(Stored data)

-=-=-=-=-

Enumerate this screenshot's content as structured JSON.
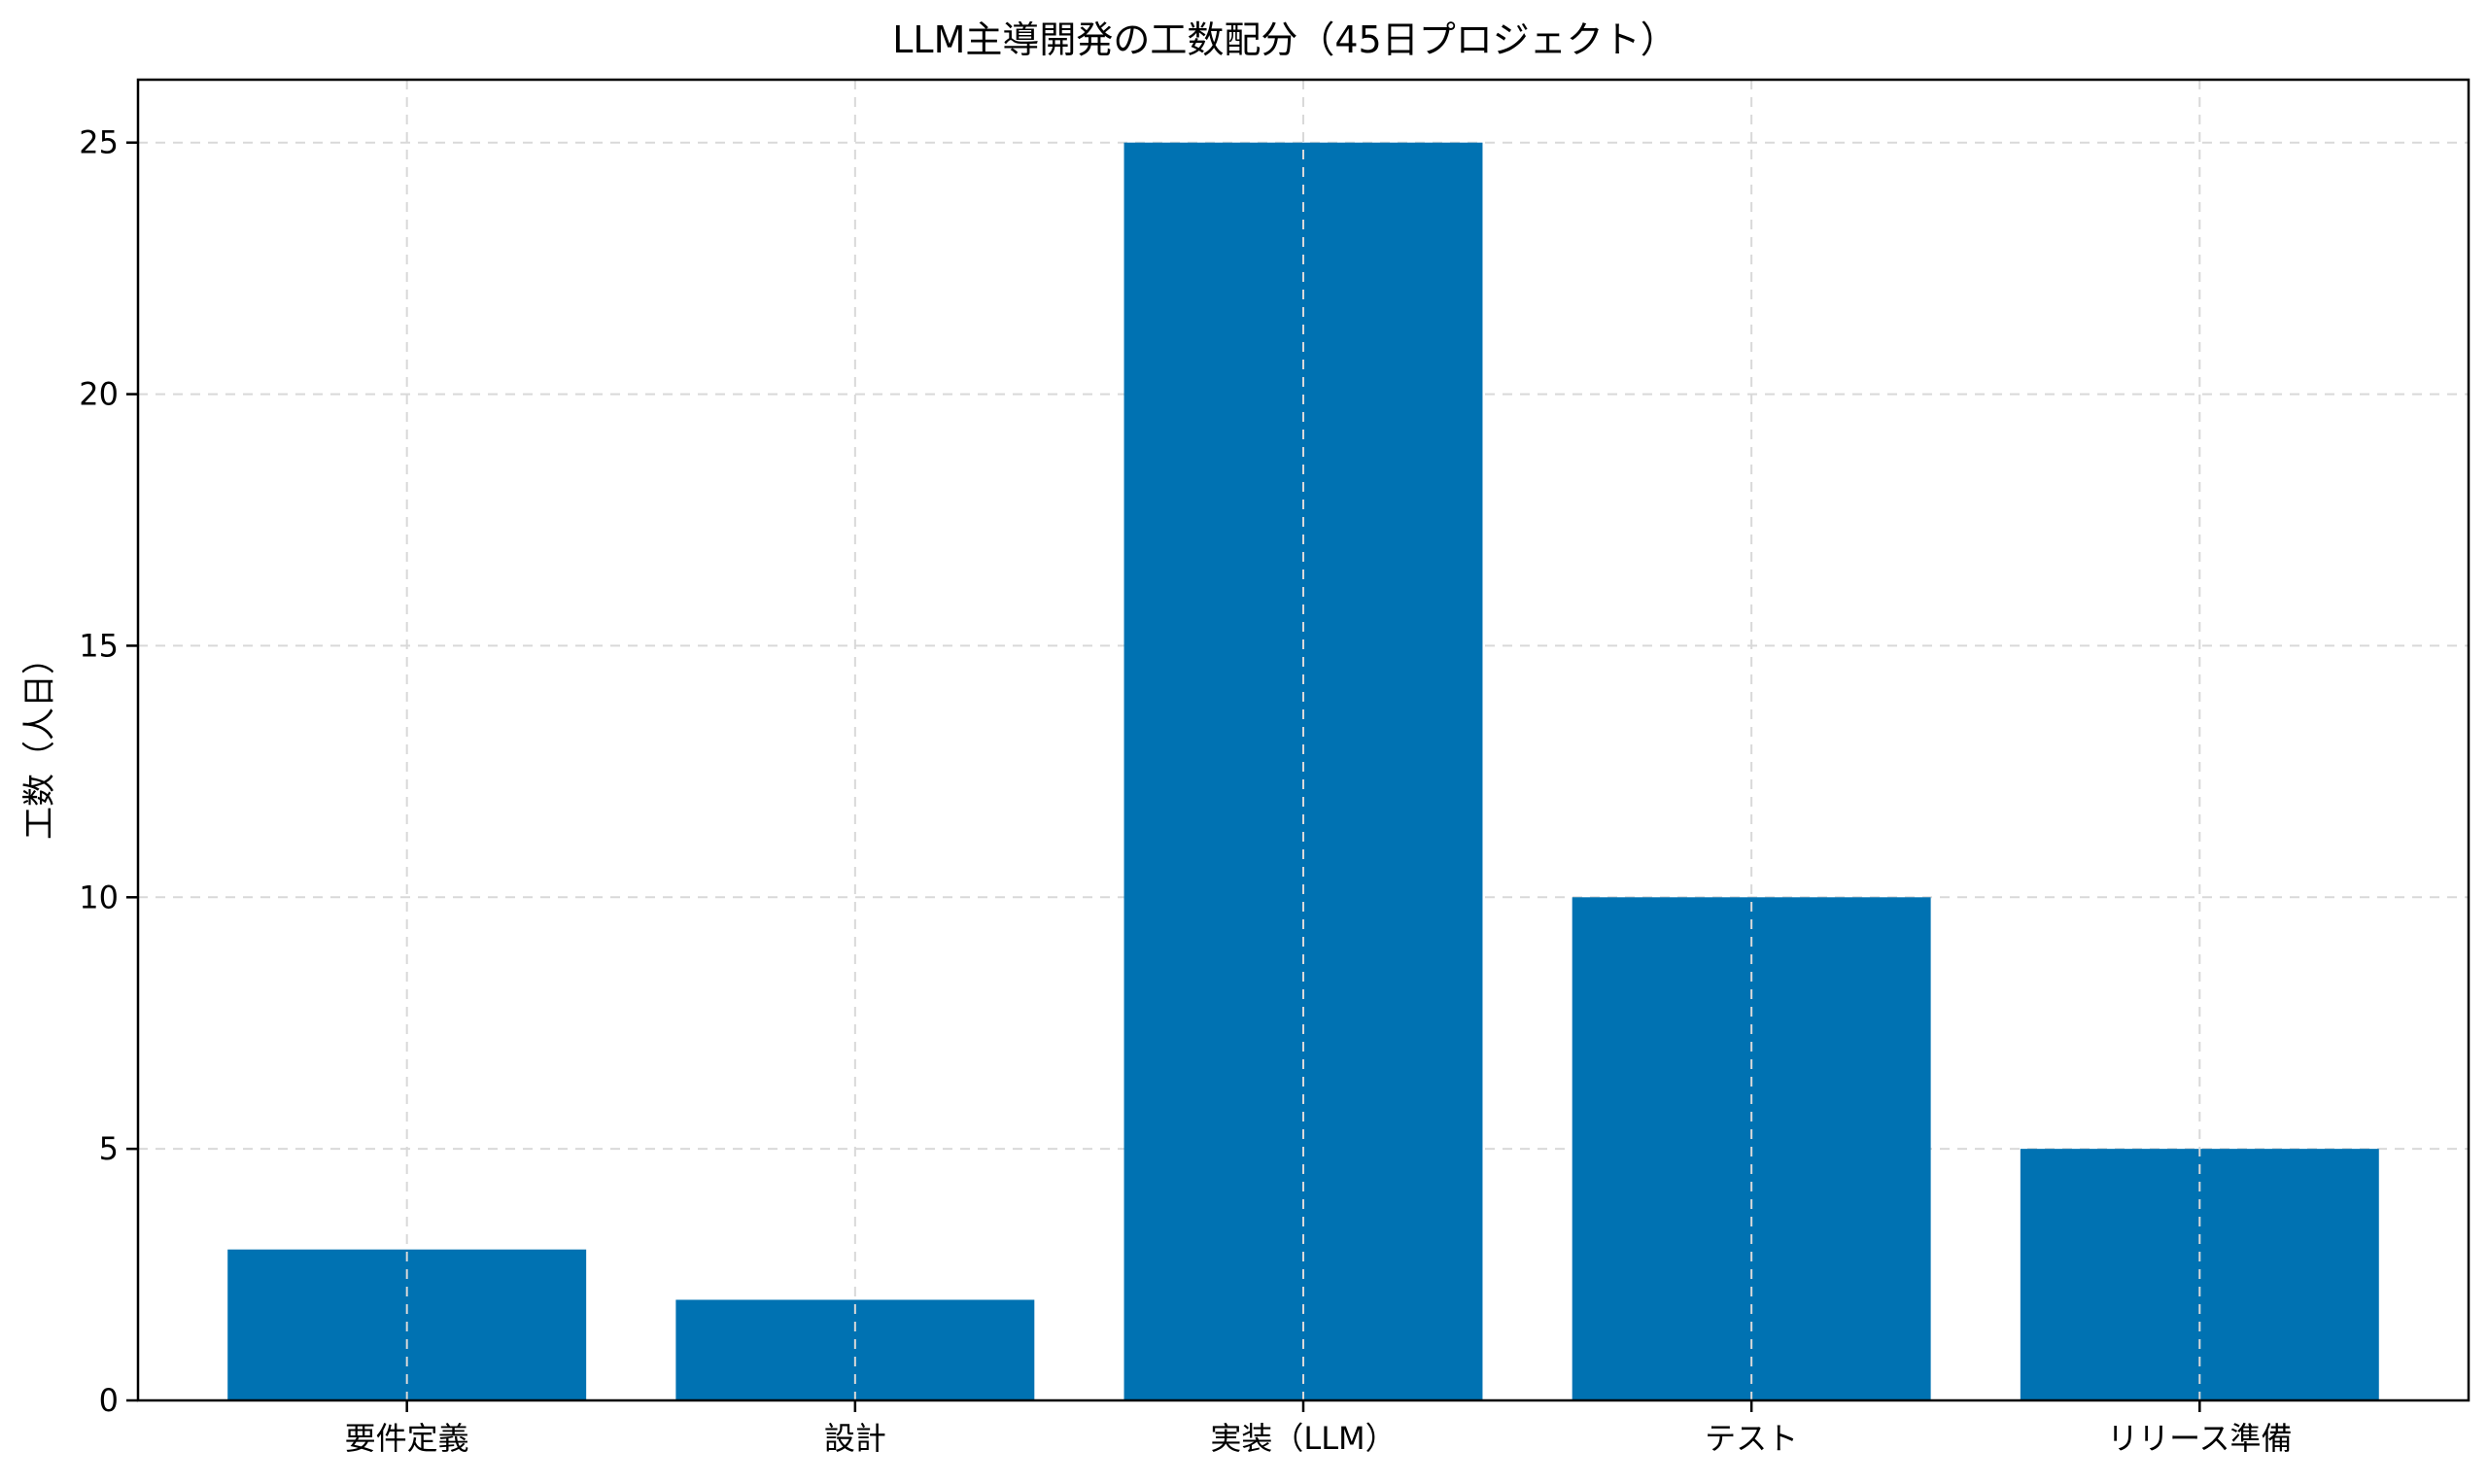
{
  "chart_data": {
    "type": "bar",
    "title": "LLM主導開発の工数配分（45日プロジェクト）",
    "xlabel": "",
    "ylabel": "工数（人日）",
    "categories": [
      "要件定義",
      "設計",
      "実装（LLM）",
      "テスト",
      "リリース準備"
    ],
    "values": [
      3,
      2,
      25,
      10,
      5
    ],
    "ylim": [
      0,
      26.25
    ],
    "yticks": [
      0,
      5,
      10,
      15,
      20,
      25
    ],
    "grid": true,
    "bar_color": "#0072B2"
  }
}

-=-=-=-=-

** AIM OF THE EXERCISE **
All of the material above is to be copied exactly, except for its images.

** TASK SOLUTION **
Enumerate this screenshot's content as structured JSON.
{
  "chart_data": {
    "type": "bar",
    "title": "LLM主導開発の工数配分（45日プロジェクト）",
    "xlabel": "",
    "ylabel": "工数（人日）",
    "categories": [
      "要件定義",
      "設計",
      "実装（LLM）",
      "テスト",
      "リリース準備"
    ],
    "values": [
      3,
      2,
      25,
      10,
      5
    ],
    "ylim": [
      0,
      26.25
    ],
    "yticks": [
      0,
      5,
      10,
      15,
      20,
      25
    ],
    "grid": true,
    "bar_color": "#0072B2"
  }
}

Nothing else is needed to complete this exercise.